Stored data:
────────────────────
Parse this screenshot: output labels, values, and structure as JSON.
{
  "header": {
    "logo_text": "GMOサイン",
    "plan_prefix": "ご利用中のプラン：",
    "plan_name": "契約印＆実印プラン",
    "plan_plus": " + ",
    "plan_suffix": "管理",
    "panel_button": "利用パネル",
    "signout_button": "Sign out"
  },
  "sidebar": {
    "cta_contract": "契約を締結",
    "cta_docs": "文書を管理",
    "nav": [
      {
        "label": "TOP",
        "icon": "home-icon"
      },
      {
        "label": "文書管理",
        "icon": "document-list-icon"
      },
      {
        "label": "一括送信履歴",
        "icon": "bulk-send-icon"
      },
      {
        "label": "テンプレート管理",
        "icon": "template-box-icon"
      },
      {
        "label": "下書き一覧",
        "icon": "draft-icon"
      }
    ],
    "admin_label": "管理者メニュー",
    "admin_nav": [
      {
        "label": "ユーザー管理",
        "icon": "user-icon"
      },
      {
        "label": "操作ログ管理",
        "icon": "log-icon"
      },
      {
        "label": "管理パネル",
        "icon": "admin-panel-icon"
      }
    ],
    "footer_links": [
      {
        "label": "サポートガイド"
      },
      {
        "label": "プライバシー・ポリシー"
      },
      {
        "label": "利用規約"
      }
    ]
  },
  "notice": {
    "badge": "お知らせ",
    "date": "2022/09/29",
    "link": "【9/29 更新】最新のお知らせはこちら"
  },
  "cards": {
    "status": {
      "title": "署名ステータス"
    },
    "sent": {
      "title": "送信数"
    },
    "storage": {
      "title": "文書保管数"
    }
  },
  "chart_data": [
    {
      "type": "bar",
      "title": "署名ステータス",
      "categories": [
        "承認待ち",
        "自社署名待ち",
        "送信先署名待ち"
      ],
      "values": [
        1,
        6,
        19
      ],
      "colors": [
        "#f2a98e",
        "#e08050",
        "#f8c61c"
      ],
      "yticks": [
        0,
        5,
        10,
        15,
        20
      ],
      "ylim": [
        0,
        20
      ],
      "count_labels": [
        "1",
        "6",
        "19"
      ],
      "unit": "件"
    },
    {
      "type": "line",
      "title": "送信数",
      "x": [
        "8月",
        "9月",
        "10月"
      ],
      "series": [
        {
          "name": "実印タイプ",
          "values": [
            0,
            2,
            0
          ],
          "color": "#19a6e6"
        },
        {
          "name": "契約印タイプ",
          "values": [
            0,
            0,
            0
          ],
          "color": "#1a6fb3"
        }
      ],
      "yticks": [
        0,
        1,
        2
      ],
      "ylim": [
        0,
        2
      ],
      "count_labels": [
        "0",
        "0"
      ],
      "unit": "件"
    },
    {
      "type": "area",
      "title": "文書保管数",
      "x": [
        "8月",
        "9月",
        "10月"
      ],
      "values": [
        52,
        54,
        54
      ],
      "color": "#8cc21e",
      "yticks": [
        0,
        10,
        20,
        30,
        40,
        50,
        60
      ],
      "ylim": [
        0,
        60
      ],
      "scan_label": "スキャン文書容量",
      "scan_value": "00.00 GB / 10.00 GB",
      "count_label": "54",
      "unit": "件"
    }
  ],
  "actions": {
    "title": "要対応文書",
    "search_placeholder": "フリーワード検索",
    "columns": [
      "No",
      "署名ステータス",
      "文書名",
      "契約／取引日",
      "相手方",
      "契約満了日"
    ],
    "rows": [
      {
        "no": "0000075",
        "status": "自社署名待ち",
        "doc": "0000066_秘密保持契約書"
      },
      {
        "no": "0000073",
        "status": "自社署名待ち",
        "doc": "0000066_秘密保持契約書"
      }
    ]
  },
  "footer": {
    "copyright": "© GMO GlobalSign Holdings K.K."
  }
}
────────────────────
Exercise brief: Go through the records and pull out each line that includes the word "icon".

Finished exercise:
        "icon": "home-icon"
        "icon": "document-list-icon"
        "icon": "bulk-send-icon"
        "icon": "template-box-icon"
        "icon": "draft-icon"
        "icon": "user-icon"
        "icon": "log-icon"
        "icon": "admin-panel-icon"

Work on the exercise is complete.